_Do this_.
Gather every line that includes the word "screenshot", please.

_Dataset excerpt_.
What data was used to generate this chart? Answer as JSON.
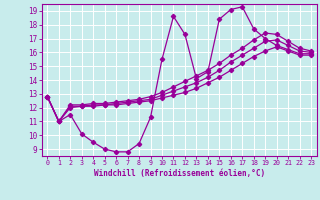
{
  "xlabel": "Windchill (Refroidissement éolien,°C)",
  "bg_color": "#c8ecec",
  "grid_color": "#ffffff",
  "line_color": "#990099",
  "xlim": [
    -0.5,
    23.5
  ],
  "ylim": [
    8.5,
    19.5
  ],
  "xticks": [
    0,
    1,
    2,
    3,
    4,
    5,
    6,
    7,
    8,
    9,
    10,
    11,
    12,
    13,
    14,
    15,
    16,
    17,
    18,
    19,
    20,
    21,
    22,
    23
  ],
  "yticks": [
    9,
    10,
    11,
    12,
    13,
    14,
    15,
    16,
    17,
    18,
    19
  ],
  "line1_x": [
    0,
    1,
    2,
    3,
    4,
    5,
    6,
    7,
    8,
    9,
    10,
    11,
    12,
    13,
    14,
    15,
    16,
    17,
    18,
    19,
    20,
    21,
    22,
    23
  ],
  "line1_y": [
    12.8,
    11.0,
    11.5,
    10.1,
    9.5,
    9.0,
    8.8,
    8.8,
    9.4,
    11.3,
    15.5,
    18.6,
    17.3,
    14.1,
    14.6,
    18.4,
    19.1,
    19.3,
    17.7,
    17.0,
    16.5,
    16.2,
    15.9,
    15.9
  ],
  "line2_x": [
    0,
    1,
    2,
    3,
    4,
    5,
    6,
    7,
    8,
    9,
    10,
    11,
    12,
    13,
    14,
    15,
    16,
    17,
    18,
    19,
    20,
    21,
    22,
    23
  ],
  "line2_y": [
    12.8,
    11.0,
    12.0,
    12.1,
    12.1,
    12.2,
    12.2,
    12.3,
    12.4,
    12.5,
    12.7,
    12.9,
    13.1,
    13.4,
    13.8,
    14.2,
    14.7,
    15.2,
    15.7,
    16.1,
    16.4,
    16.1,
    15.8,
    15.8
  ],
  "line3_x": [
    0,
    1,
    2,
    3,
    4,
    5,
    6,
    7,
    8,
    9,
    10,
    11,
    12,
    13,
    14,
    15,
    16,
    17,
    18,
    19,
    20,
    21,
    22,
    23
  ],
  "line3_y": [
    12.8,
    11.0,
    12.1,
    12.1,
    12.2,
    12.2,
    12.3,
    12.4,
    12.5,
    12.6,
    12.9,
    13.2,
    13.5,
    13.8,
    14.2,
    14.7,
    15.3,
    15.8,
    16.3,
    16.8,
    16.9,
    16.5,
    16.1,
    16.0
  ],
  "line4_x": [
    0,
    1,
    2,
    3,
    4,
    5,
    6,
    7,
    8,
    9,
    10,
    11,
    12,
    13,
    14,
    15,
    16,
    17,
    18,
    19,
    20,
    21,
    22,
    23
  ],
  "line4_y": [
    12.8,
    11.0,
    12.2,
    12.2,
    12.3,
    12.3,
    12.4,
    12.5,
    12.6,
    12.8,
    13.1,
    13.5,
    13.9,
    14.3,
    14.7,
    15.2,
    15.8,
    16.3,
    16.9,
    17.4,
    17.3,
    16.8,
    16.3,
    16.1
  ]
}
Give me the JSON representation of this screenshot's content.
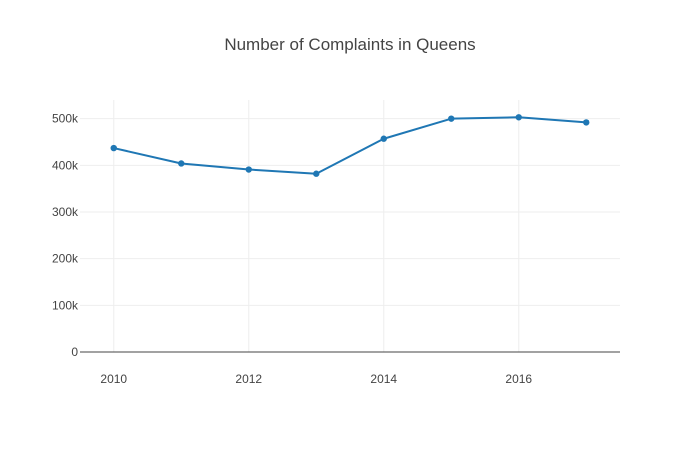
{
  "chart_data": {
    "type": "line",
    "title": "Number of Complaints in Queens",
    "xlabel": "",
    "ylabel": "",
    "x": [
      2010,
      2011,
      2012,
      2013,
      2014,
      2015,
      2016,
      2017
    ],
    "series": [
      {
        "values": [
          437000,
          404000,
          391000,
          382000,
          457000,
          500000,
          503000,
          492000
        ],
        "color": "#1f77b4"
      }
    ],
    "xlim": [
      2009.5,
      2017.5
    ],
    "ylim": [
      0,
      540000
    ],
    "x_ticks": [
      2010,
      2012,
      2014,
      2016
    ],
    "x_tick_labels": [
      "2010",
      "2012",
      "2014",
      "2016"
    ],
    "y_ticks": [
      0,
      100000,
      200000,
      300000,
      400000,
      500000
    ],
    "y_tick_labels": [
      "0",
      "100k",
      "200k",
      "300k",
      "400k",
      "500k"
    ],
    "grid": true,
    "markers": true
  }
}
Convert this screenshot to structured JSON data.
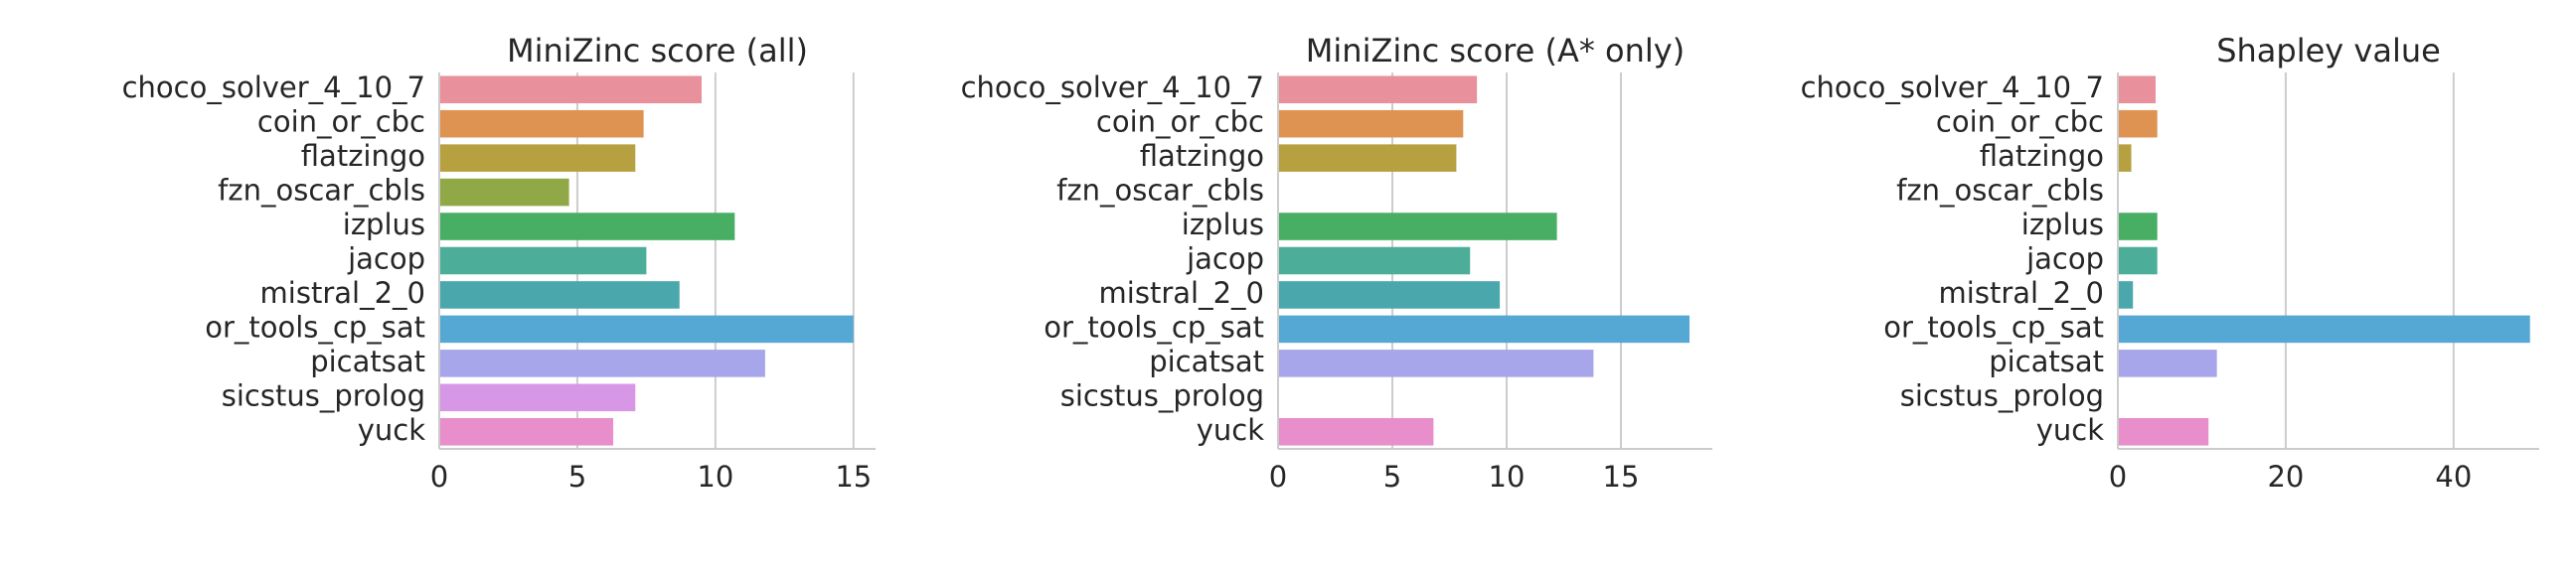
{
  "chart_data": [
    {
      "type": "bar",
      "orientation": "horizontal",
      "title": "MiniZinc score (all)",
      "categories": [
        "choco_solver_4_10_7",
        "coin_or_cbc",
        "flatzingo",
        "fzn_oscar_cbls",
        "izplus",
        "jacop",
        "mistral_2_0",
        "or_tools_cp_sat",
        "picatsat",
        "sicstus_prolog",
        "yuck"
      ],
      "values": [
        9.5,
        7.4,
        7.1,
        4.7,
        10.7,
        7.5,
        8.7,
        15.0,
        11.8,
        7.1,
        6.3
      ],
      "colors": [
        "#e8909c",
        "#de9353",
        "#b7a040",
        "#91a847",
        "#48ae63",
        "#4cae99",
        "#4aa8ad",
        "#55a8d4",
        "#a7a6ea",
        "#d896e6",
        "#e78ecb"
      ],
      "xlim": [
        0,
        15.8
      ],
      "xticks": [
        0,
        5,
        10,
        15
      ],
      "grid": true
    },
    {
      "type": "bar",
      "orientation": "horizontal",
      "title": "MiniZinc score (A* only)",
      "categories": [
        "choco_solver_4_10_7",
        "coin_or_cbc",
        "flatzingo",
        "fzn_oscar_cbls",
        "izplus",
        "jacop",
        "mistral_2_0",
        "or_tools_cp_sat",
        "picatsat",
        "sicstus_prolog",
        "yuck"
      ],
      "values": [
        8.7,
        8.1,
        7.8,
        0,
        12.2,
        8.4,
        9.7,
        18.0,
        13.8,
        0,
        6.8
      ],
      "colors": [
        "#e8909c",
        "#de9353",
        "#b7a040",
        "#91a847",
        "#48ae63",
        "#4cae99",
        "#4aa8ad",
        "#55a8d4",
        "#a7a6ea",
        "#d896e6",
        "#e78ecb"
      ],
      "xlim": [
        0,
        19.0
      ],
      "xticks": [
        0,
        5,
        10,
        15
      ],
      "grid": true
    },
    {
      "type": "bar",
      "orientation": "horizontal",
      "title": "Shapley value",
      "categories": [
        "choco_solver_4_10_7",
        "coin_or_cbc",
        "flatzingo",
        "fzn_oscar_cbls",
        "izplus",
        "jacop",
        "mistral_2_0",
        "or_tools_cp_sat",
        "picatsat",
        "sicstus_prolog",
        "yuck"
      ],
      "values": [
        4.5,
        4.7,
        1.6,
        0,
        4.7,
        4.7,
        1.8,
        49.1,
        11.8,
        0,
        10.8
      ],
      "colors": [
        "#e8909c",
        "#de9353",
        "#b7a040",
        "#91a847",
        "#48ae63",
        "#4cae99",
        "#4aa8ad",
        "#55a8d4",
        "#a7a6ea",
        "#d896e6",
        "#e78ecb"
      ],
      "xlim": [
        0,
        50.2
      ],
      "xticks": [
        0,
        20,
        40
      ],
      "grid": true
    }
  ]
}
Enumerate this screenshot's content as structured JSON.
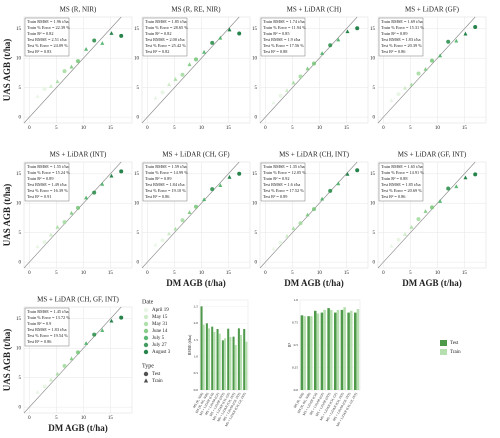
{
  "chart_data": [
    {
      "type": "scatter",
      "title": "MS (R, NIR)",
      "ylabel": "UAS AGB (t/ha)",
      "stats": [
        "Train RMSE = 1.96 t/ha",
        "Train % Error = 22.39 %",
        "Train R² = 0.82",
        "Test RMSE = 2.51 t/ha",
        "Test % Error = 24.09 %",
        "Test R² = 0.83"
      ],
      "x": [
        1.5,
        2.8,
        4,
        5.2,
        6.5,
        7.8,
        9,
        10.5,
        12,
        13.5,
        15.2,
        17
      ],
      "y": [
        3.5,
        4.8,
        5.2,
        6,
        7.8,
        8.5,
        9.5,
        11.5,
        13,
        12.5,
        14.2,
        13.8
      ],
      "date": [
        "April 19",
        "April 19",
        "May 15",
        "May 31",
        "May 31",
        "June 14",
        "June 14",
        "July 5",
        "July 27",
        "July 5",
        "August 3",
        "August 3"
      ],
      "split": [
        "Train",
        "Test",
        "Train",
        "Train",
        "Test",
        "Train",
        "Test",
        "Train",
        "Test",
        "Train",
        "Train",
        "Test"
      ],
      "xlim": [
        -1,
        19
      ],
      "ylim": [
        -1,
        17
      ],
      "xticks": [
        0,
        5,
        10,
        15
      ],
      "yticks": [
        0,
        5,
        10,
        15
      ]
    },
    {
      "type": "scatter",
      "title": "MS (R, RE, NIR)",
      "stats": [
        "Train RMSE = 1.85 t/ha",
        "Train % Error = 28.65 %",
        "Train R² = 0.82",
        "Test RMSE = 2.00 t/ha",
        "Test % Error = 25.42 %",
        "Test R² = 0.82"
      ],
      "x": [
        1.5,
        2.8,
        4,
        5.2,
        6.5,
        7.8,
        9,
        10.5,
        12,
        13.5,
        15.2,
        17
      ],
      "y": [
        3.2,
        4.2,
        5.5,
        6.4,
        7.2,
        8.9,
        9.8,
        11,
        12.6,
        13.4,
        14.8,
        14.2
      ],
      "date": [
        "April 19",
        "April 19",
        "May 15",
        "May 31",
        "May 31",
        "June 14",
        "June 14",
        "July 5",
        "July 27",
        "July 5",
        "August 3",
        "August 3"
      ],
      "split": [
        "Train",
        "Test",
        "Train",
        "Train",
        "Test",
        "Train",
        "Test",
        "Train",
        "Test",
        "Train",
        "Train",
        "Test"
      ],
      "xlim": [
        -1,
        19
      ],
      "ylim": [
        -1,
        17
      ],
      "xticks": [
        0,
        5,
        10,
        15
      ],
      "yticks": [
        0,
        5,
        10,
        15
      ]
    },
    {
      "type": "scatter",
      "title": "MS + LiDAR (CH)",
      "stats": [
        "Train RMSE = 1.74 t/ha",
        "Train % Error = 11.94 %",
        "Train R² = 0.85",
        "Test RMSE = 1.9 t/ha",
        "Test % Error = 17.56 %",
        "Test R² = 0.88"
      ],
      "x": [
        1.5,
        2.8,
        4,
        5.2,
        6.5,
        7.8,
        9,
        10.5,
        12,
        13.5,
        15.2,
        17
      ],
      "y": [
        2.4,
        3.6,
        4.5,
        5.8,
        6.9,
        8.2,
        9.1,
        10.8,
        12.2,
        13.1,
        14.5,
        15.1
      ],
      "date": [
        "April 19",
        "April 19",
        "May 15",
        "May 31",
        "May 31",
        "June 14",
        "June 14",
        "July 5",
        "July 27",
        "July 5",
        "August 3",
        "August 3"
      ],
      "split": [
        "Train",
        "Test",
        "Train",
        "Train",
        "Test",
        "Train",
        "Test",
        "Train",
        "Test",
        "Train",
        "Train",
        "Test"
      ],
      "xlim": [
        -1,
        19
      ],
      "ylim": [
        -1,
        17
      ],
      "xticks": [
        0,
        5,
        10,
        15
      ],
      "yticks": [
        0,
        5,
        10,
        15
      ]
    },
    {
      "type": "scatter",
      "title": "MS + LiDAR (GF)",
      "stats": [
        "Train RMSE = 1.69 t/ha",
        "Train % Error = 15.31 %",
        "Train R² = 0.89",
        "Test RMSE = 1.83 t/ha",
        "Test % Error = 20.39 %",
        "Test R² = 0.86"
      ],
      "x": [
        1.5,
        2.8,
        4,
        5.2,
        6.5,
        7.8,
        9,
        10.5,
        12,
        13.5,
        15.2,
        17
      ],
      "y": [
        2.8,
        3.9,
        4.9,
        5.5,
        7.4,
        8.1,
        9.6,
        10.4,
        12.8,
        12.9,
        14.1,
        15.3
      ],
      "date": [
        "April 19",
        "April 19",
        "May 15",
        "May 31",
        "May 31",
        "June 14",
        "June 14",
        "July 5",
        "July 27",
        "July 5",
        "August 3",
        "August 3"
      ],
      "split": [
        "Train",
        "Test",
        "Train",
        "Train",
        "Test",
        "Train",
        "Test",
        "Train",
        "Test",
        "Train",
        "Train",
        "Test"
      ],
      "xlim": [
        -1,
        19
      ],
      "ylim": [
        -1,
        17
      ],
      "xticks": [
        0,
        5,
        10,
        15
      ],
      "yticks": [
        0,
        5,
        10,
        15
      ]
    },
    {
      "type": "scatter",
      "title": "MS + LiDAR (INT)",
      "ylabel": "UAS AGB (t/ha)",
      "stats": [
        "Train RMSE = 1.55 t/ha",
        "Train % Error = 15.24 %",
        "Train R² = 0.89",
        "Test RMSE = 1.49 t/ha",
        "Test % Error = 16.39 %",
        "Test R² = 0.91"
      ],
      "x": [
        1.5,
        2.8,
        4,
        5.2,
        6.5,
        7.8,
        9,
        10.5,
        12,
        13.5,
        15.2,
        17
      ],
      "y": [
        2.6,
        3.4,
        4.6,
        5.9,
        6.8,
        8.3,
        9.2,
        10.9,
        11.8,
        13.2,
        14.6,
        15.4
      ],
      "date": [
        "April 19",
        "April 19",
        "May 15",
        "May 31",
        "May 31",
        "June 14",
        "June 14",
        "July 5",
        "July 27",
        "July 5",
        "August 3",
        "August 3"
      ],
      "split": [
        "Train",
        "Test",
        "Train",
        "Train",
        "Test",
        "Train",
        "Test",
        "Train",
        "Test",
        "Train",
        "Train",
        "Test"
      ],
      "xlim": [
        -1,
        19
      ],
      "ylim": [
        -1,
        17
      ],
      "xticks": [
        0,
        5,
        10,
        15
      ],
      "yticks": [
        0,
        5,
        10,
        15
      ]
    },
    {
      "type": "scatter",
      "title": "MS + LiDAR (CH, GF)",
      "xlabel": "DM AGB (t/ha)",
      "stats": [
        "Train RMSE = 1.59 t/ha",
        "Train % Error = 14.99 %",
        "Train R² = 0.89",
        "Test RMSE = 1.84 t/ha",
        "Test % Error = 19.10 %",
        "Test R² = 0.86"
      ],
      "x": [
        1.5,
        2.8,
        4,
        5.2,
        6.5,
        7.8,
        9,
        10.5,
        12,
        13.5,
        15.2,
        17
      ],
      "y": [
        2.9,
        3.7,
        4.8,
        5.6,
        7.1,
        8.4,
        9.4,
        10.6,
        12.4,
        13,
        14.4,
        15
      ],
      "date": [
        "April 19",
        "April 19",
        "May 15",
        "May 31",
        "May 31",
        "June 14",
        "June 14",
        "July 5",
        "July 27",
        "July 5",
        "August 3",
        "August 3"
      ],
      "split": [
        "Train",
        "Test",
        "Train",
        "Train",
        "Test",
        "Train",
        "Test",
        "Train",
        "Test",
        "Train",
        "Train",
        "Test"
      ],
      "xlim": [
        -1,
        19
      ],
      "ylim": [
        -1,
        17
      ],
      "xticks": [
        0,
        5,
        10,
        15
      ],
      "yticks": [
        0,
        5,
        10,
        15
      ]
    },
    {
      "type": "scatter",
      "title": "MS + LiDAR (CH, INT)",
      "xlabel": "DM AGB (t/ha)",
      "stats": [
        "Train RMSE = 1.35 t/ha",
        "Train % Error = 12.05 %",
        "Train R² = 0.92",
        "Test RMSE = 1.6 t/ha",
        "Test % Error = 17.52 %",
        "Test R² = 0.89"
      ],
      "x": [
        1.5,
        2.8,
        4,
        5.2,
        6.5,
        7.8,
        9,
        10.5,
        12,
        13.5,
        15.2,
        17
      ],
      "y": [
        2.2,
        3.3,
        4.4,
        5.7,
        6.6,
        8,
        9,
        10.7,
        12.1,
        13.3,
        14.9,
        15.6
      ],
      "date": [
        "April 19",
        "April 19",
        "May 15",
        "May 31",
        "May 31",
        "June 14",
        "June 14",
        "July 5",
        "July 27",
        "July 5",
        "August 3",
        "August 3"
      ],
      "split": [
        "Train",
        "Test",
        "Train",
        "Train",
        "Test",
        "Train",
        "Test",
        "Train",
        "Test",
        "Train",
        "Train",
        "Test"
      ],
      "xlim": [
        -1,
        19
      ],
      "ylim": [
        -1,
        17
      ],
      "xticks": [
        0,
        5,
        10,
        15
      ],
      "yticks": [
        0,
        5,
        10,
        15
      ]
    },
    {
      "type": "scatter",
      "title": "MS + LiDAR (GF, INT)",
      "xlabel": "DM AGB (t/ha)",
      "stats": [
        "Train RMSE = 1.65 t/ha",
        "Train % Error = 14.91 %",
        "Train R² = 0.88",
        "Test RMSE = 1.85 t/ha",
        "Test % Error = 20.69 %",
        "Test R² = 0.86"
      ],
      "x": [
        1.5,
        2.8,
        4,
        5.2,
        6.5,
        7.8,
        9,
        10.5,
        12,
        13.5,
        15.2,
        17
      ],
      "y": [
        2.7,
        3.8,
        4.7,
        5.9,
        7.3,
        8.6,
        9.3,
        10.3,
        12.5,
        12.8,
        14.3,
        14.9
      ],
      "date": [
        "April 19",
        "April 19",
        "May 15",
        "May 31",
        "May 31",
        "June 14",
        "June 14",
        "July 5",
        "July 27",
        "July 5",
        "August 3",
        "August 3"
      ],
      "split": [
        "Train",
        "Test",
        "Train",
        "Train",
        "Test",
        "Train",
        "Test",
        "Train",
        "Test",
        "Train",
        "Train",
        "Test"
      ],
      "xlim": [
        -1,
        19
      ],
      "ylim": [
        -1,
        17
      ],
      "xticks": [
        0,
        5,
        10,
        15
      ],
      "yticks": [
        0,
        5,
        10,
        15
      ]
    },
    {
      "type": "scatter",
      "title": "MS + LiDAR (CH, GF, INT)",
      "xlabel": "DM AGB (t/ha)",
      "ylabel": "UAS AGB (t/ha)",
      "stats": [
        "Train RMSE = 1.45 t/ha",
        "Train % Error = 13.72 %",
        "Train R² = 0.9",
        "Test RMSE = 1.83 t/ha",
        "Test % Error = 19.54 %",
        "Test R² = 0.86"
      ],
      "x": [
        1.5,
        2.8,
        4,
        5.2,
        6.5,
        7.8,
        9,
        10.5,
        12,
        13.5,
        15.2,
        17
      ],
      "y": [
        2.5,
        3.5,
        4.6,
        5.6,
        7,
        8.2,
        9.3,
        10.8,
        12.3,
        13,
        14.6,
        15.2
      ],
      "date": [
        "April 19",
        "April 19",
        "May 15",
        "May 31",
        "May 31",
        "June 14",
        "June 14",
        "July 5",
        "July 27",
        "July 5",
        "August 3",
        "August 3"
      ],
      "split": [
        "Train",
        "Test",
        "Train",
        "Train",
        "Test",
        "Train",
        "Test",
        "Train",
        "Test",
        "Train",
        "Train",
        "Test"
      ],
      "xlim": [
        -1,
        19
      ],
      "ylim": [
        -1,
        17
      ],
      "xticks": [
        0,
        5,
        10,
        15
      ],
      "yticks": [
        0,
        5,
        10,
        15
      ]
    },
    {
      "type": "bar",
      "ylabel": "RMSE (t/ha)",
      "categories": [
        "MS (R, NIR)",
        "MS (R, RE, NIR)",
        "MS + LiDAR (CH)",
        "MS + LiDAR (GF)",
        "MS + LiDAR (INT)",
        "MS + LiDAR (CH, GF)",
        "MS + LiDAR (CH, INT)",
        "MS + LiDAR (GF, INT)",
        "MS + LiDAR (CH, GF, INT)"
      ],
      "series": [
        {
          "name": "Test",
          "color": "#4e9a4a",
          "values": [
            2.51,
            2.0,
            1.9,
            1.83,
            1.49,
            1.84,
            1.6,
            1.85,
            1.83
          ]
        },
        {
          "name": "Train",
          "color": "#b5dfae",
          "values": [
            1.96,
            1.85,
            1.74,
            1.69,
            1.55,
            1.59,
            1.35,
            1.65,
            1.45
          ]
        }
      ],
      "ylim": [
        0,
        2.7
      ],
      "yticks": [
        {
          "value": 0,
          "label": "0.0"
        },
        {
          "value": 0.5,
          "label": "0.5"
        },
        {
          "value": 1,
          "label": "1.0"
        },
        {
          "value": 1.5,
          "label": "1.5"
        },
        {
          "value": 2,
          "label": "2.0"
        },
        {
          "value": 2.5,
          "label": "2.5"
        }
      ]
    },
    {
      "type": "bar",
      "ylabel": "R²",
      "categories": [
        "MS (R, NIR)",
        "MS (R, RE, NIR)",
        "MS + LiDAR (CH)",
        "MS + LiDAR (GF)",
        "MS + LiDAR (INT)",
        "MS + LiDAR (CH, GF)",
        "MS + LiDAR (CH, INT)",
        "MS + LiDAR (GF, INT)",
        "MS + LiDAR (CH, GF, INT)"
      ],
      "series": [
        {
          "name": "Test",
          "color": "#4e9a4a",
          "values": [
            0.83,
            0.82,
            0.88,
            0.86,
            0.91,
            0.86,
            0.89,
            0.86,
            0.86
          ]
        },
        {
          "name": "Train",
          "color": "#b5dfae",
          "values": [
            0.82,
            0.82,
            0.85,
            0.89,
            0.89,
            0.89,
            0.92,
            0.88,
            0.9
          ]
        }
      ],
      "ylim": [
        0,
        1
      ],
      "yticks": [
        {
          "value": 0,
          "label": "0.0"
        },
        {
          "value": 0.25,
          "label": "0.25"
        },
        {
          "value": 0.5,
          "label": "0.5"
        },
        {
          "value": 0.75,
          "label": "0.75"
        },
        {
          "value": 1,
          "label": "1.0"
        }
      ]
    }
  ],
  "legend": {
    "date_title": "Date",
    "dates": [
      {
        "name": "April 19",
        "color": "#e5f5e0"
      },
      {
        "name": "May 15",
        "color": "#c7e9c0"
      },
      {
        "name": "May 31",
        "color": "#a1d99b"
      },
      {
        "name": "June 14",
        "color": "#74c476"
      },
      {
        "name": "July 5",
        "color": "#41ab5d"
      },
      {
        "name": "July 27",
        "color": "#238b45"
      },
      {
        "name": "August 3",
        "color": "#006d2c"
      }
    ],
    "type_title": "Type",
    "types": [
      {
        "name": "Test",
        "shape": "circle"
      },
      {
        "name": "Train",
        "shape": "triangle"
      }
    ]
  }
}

_Answer to the problem_.
Give me the JSON representation of this screenshot's content.
Convert this screenshot to structured JSON data.
Enumerate this screenshot's content as structured JSON.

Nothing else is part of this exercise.